__Task to carry out__: Tally the lines in the data that follows that include the word "object", and report nothing but the total.

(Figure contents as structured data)
%%
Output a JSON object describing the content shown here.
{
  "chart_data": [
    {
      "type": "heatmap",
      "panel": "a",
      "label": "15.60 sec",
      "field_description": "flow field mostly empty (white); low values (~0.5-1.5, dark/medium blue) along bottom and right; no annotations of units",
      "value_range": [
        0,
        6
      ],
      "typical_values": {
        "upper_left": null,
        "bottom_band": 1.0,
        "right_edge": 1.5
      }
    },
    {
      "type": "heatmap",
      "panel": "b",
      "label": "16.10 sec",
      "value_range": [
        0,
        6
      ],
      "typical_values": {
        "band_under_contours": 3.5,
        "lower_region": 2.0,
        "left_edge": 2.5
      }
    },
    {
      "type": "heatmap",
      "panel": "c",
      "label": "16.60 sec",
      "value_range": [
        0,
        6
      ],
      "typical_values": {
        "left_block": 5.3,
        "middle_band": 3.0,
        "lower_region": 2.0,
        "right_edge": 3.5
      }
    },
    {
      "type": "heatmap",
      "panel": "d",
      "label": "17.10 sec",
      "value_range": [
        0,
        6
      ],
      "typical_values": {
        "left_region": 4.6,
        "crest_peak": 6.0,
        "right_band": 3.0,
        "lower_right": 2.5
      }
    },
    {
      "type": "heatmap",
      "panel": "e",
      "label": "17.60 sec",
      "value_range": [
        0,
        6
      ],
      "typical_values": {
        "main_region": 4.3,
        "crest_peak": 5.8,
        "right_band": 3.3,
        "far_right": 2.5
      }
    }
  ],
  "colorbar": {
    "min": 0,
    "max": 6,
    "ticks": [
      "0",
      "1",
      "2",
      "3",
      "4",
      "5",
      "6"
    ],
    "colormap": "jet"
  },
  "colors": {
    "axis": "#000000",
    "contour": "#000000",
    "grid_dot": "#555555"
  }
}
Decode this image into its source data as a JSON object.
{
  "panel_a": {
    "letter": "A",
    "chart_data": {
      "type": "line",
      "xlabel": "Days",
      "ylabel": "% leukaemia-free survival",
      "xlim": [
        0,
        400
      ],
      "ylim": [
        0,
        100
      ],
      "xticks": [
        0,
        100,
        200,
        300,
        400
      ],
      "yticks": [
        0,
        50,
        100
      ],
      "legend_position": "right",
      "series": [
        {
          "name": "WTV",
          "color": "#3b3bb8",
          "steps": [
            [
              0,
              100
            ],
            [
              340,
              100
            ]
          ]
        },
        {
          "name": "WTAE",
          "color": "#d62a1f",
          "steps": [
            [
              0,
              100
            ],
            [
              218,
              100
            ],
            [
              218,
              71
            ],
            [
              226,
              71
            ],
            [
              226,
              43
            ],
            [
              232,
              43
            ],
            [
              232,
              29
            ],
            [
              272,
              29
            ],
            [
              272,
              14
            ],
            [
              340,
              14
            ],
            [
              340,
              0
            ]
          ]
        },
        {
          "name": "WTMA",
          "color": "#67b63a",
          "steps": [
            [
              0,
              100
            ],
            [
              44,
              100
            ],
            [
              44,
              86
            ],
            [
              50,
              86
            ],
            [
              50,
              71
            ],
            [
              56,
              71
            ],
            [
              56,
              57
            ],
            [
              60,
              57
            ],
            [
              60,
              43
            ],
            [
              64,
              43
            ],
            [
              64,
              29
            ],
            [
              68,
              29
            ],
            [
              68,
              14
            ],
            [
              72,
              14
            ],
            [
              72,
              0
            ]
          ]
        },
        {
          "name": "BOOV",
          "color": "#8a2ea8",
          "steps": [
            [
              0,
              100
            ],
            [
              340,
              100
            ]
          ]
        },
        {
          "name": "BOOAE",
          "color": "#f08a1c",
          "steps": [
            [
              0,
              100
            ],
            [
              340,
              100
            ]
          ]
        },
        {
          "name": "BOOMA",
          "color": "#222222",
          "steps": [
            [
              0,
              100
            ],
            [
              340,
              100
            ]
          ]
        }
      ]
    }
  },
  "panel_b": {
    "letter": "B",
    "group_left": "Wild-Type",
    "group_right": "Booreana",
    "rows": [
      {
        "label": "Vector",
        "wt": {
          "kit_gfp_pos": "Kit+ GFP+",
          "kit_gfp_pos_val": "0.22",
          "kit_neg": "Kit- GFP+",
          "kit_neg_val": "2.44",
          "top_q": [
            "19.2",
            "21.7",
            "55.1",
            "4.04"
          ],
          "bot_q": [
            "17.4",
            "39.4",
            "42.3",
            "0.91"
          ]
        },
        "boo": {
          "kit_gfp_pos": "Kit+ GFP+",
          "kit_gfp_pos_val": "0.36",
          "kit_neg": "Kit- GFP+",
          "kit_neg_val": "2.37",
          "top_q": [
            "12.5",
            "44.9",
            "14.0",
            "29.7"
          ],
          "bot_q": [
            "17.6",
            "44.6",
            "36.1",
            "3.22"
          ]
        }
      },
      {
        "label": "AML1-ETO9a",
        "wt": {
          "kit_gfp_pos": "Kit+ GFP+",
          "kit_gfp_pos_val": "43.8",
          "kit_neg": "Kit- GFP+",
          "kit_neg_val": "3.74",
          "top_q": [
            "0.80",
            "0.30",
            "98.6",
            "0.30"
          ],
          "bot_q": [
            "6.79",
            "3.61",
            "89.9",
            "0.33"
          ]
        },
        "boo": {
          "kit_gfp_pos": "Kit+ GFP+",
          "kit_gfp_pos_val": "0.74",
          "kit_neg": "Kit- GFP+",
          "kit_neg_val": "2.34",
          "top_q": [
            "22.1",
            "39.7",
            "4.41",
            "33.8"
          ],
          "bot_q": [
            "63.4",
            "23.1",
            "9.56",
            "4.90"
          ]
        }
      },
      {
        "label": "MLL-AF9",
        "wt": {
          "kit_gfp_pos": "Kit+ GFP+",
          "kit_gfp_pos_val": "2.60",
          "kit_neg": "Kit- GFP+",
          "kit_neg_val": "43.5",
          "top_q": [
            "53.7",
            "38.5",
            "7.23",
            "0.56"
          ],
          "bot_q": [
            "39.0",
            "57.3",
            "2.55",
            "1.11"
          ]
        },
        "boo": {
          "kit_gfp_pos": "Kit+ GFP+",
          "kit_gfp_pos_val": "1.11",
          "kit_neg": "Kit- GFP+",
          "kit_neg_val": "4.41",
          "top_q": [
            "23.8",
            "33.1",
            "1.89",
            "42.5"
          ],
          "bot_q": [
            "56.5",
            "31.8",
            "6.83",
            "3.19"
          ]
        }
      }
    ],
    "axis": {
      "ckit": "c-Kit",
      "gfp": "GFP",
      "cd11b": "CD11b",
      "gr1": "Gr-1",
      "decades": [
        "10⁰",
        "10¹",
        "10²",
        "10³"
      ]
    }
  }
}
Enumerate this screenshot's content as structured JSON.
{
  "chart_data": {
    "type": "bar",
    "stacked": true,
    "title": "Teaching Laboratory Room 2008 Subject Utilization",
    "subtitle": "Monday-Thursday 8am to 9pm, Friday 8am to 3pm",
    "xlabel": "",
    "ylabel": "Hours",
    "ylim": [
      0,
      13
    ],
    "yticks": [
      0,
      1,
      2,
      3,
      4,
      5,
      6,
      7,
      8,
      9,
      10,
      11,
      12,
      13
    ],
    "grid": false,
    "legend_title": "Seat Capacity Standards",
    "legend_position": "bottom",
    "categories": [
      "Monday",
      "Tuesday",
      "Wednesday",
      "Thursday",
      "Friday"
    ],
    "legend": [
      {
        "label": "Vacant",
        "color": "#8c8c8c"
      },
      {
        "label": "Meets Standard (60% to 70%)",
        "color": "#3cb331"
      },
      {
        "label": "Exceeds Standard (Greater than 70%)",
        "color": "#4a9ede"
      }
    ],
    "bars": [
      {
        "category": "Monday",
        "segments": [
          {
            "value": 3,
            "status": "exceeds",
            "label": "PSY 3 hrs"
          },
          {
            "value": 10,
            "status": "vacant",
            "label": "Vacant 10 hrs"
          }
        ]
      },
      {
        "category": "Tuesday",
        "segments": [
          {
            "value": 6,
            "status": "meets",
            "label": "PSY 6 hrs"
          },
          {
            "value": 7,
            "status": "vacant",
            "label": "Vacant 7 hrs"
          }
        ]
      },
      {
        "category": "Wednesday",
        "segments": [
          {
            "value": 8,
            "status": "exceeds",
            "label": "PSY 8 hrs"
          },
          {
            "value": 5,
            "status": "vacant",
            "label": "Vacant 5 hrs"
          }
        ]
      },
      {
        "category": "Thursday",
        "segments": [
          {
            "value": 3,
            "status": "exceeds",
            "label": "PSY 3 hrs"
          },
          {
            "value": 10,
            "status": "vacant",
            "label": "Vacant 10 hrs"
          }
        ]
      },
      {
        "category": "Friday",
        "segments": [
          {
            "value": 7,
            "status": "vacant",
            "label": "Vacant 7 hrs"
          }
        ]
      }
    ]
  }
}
%%
__Reply__: 2